#### DATASET EXCERPTS ####

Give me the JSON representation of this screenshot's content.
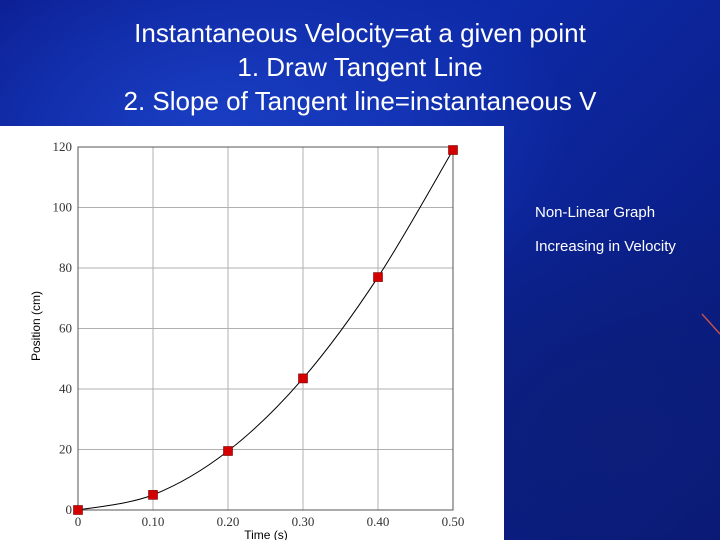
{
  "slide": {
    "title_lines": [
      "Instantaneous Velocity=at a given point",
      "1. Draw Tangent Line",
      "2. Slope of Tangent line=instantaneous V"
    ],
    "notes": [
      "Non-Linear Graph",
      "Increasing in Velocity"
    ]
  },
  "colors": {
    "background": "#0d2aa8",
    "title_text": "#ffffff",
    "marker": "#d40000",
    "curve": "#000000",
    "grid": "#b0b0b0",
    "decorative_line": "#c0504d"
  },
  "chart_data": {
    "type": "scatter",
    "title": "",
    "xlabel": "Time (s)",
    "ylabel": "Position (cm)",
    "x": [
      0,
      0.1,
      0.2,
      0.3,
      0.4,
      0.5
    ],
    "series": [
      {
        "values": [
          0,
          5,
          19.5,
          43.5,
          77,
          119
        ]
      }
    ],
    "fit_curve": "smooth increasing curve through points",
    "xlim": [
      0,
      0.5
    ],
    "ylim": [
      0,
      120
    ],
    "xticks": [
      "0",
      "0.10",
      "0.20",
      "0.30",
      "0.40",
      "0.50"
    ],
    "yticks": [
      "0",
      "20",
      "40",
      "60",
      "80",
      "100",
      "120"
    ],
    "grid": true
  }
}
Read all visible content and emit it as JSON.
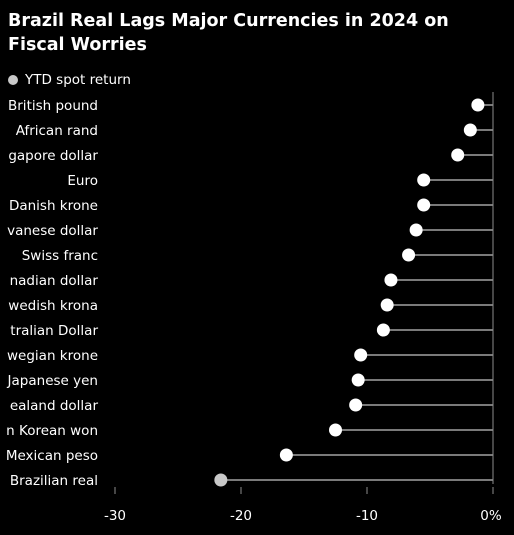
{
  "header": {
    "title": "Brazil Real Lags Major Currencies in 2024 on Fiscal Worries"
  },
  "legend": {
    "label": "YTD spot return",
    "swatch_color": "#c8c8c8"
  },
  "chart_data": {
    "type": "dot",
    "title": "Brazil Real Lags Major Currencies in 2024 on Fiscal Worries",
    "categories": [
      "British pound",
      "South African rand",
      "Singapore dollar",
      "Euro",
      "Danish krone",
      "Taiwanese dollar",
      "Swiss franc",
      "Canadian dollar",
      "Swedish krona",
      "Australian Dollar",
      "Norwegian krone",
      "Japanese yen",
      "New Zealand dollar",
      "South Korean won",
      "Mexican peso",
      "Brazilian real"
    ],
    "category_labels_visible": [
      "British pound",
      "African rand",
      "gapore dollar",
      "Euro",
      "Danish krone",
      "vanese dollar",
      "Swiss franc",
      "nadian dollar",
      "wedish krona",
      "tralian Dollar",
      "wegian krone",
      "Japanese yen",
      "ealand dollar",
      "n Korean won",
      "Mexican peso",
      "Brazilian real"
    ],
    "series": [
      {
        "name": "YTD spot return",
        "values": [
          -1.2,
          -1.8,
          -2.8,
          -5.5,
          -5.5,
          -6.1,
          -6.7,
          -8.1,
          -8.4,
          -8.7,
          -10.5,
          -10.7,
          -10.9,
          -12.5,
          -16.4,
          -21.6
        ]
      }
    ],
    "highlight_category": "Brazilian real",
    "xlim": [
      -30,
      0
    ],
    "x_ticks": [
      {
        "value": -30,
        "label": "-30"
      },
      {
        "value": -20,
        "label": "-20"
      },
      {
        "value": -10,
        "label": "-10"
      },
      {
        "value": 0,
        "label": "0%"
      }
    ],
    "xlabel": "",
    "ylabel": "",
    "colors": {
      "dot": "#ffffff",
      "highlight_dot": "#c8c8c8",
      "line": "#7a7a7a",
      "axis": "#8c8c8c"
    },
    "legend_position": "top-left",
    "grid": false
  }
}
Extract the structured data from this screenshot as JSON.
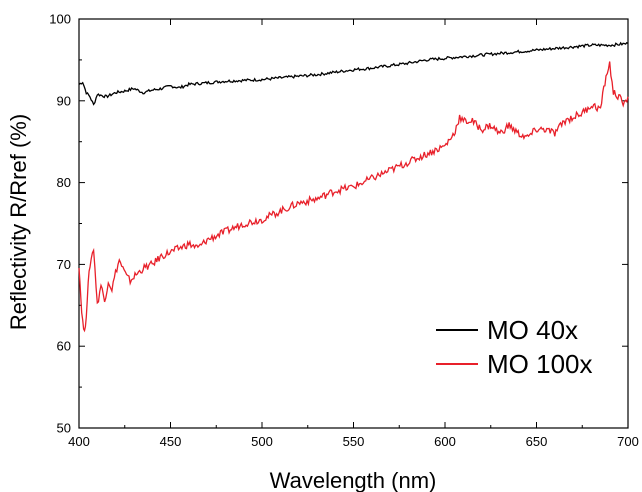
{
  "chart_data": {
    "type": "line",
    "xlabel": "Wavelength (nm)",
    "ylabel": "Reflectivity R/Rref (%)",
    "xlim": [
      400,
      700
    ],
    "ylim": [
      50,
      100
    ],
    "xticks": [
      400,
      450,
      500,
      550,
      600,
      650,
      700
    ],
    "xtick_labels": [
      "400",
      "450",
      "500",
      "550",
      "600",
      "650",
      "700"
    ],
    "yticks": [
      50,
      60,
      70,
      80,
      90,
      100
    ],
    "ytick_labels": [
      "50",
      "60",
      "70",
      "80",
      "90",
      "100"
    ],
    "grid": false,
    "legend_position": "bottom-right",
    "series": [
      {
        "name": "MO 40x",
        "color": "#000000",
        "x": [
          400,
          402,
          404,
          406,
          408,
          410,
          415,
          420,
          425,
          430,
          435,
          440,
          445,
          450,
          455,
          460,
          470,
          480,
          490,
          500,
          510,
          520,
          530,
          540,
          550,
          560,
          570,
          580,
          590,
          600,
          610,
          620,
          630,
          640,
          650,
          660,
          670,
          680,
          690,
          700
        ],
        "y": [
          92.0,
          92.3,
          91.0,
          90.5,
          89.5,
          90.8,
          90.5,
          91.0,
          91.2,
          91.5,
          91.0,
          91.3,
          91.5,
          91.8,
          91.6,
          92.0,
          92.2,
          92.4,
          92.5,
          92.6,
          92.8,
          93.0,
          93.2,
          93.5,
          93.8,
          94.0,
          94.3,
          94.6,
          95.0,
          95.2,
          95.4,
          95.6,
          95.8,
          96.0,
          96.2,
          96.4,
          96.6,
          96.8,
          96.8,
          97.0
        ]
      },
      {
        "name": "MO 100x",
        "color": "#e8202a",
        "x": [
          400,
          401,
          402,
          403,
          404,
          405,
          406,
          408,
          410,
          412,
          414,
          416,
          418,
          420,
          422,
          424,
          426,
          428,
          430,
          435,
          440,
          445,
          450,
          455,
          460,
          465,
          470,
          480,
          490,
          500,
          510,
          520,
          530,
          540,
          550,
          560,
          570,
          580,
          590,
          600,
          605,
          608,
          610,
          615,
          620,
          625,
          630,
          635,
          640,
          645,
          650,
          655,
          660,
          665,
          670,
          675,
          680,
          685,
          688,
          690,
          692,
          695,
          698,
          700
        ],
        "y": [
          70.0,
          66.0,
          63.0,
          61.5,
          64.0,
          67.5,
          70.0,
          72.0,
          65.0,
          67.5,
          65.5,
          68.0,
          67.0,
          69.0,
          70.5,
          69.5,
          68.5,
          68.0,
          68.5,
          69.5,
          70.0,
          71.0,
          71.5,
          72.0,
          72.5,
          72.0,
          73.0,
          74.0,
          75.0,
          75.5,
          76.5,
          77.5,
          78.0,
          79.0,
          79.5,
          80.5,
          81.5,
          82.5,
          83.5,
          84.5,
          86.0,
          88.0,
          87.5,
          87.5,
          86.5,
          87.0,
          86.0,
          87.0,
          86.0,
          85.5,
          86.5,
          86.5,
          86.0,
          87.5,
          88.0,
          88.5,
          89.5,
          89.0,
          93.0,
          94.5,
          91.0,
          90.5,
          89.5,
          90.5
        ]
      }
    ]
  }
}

####
#### DATASET EXCERPTS ####

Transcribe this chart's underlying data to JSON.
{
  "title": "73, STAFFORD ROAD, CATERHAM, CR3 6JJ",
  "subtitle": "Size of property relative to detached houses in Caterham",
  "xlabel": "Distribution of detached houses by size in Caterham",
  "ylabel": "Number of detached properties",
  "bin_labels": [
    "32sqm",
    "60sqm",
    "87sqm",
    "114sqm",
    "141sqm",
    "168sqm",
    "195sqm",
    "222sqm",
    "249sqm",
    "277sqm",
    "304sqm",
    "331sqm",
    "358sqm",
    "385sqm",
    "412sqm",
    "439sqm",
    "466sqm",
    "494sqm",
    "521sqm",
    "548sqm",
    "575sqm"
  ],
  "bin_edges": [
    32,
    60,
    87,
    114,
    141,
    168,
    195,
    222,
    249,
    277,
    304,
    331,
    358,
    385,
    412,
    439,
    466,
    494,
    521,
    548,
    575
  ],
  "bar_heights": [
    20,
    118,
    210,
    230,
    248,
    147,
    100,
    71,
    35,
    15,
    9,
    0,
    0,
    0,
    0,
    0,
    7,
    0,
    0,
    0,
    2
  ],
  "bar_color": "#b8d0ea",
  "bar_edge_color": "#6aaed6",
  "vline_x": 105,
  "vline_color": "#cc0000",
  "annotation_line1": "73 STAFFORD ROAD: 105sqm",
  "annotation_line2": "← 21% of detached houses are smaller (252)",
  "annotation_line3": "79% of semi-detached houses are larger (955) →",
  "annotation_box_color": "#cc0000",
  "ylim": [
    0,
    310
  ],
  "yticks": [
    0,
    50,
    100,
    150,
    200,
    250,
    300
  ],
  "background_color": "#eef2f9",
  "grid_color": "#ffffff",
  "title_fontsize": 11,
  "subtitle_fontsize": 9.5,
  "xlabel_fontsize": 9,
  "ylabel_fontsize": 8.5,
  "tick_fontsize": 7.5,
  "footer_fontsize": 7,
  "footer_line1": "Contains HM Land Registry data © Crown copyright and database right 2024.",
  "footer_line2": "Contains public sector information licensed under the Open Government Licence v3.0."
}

####

→ **EXERCISE DIRECTIONS**
Pick every line with "screenshot" in it and copy it.

→ **ANSWER TO THIS PROBLEM**
Give me the JSON representation of this screenshot's content.
Extract the structured data from this screenshot as JSON.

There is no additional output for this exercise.